What is being asked
Copy all the data exactly, except the pictures.

Collected data entries
========================================================================

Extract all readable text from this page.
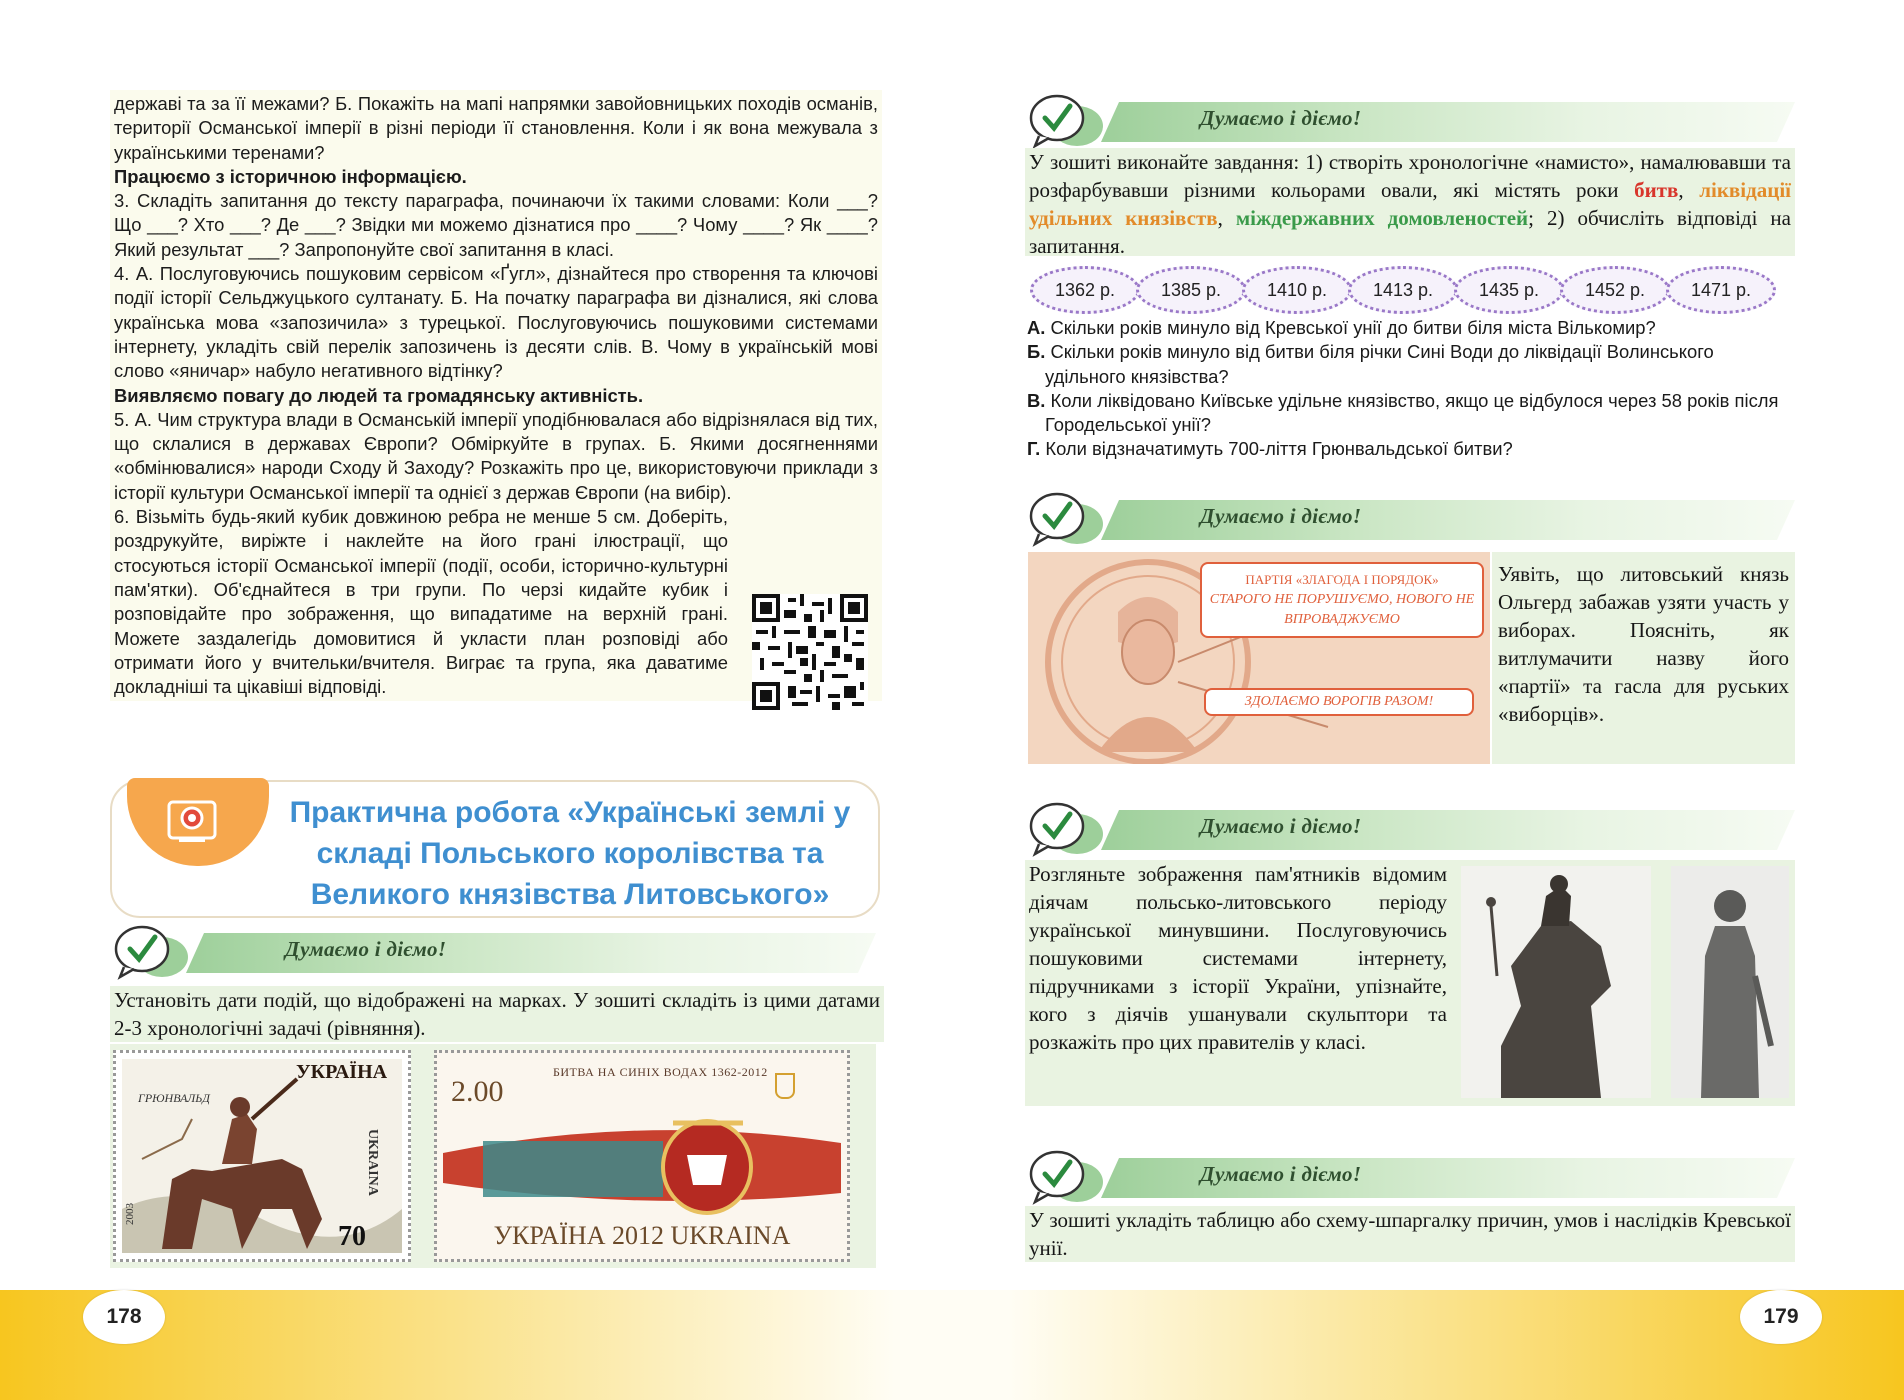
178	179

державі та за її межами? Б. Покажіть на мапі напрямки завойовницьких походів османів, території Османської імперії в різні періоди її становлення. Коли і як вона межувала з українськими теренами?

Працюємо з історичною інформацією.

3. Складіть запитання до тексту параграфа, починаючи їх такими словами: Коли ___? Що ___? Хто ___? Де ___? Звідки ми можемо дізнатися про ____? Чому ____? Як ____? Який результат ___? Запропонуйте свої запитання в класі.

4. А. Послуговуючись пошуковим сервісом «Ґугл», дізнайтеся про створення та ключові події історії Сельджуцького султанату. Б. На початку параграфа ви дізналися, які слова українська мова «запозичила» з турецької. Послуговуючись пошуковими системами інтернету, укладіть свій перелік запозичень із десяти слів. В. Чому в українській мові слово «яничар» набуло негативного відтінку?

Виявляємо повагу до людей та громадянську активність.

5. А. Чим структура влади в Османській імперії уподібнювалася або відрізнялася від тих, що склалися в державах Європи? Обміркуйте в групах. Б. Якими досягненнями «обмінювалися» народи Сходу й Заходу? Розкажіть про це, використовуючи приклади з історії культури Османської імперії та однієї з держав Європи (на вибір).

6. Візьміть будь-який кубик довжиною ребра не менше 5 см. Доберіть, роздрукуйте, виріжте і наклейте на його грані ілюстрації, що стосуються історії Османської імперії (події, особи, історично-культурні пам'ятки). Об'єднайтеся в три групи. По черзі кидайте кубик і розповідайте про зображення, що випадатиме на верхній грані. Можете заздалегідь домовитися й укласти план розповіді або отримати його у вчительки/вчителя. Виграє та група, яка даватиме докладніші та цікавіші відповіді.

Практична робота «Українські землі у складі Польського королівства та Великого князівства Литовського»
Думаємо і діємо!
Установіть дати подій, що відображені на марках. У зошиті складіть із цими датами 2-3 хронологічні задачі (рівняння).
УКРАЇНА
ГРЮНВАЛЬД
UKRAINA
2003
70
2.00
БИТВА НА СИНІХ ВОДАХ 1362-2012
УКРАЇНА 2012 UKRAINA
Думаємо і діємо!
У зошиті виконайте завдання: 1) створіть хронологічне «намисто», намалювавши та розфарбувавши різними кольорами овали, які містять роки битв, ліквідації удільних князівств, міждержавних домовленостей; 2) обчисліть відповіді на запитання.
1362 р.	1385 р.	1410 р.	1413 р.	1435 р.	1452 р.	1471 р.

А. Скільки років минуло від Кревської унії до битви біля міста Вількомир?

Б. Скільки років минуло від битви біля річки Сині Води до ліквідації Волинського удільного князівства?

В. Коли ліквідовано Київське удільне князівство, якщо це відбулося через 58 років після Городельської унії?

Г. Коли відзначатимуть 700-ліття Грюнвальдської битви?

Думаємо і діємо!
ПАРТІЯ «ЗЛАГОДА І ПОРЯДОК»
СТАРОГО НЕ ПОРУШУЄМО, НОВОГО НЕ ВПРОВАДЖУЄМО
ЗДОЛАЄМО ВОРОГІВ РАЗОМ!
Уявіть, що литовський князь Ольгерд забажав узяти участь у виборах. Поясніть, як витлумачити назву його «партії» та гасла для руських «виборців».
Думаємо і діємо!
Розгляньте зображення пам'ятників відомим діячам польсько-литовського періоду української минувшини. Послуговуючись пошуковими системами інтернету, підручниками з історії України, упізнайте, кого з діячів ушанували скульптори та розкажіть про цих правителів у класі.
Думаємо і діємо!
У зошиті укладіть таблицю або схему-шпаргалку причин, умов і наслідків Кревської унії.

========================================================================

Result of this task
Extract all readable text from this page.
178	179

державі та за її межами? Б. Покажіть на мапі напрямки завойовницьких походів османів, території Османської імперії в різні періоди її становлення. Коли і як вона межувала з українськими теренами?

Працюємо з історичною інформацією.

3. Складіть запитання до тексту параграфа, починаючи їх такими словами: Коли ___? Що ___? Хто ___? Де ___? Звідки ми можемо дізнатися про ____? Чому ____? Як ____? Який результат ___? Запропонуйте свої запитання в класі.

4. А. Послуговуючись пошуковим сервісом «Ґугл», дізнайтеся про створення та ключові події історії Сельджуцького султанату. Б. На початку параграфа ви дізналися, які слова українська мова «запозичила» з турецької. Послуговуючись пошуковими системами інтернету, укладіть свій перелік запозичень із десяти слів. В. Чому в українській мові слово «яничар» набуло негативного відтінку?

Виявляємо повагу до людей та громадянську активність.

5. А. Чим структура влади в Османській імперії уподібнювалася або відрізнялася від тих, що склалися в державах Європи? Обміркуйте в групах. Б. Якими досягненнями «обмінювалися» народи Сходу й Заходу? Розкажіть про це, використовуючи приклади з історії культури Османської імперії та однієї з держав Європи (на вибір).

6. Візьміть будь-який кубик довжиною ребра не менше 5 см. Доберіть, роздрукуйте, виріжте і наклейте на його грані ілюстрації, що стосуються історії Османської імперії (події, особи, історично-культурні пам'ятки). Об'єднайтеся в три групи. По черзі кидайте кубик і розповідайте про зображення, що випадатиме на верхній грані. Можете заздалегідь домовитися й укласти план розповіді або отримати його у вчительки/вчителя. Виграє та група, яка даватиме докладніші та цікавіші відповіді.

Практична робота «Українські землі у складі Польського королівства та Великого князівства Литовського»
Думаємо і діємо!
Установіть дати подій, що відображені на марках. У зошиті складіть із цими датами 2-3 хронологічні задачі (рівняння).
УКРАЇНА
ГРЮНВАЛЬД
UKRAINA
2003
70
2.00
БИТВА НА СИНІХ ВОДАХ 1362-2012
УКРАЇНА 2012 UKRAINA
Думаємо і діємо!
У зошиті виконайте завдання: 1) створіть хронологічне «намисто», намалювавши та розфарбувавши різними кольорами овали, які містять роки битв, ліквідації удільних князівств, міждержавних домовленостей; 2) обчисліть відповіді на запитання.
1362 р.	1385 р.	1410 р.	1413 р.	1435 р.	1452 р.	1471 р.

А. Скільки років минуло від Кревської унії до битви біля міста Вількомир?

Б. Скільки років минуло від битви біля річки Сині Води до ліквідації Волинського удільного князівства?

В. Коли ліквідовано Київське удільне князівство, якщо це відбулося через 58 років після Городельської унії?

Г. Коли відзначатимуть 700-ліття Грюнвальдської битви?

Думаємо і діємо!
ПАРТІЯ «ЗЛАГОДА І ПОРЯДОК»
СТАРОГО НЕ ПОРУШУЄМО, НОВОГО НЕ ВПРОВАДЖУЄМО
ЗДОЛАЄМО ВОРОГІВ РАЗОМ!
Уявіть, що литовський князь Ольгерд забажав узяти участь у виборах. Поясніть, як витлумачити назву його «партії» та гасла для руських «виборців».
Думаємо і діємо!
Розгляньте зображення пам'ятників відомим діячам польсько-литовського періоду української минувшини. Послуговуючись пошуковими системами інтернету, підручниками з історії України, упізнайте, кого з діячів ушанували скульптори та розкажіть про цих правителів у класі.
Думаємо і діємо!
У зошиті укладіть таблицю або схему-шпаргалку причин, умов і наслідків Кревської унії.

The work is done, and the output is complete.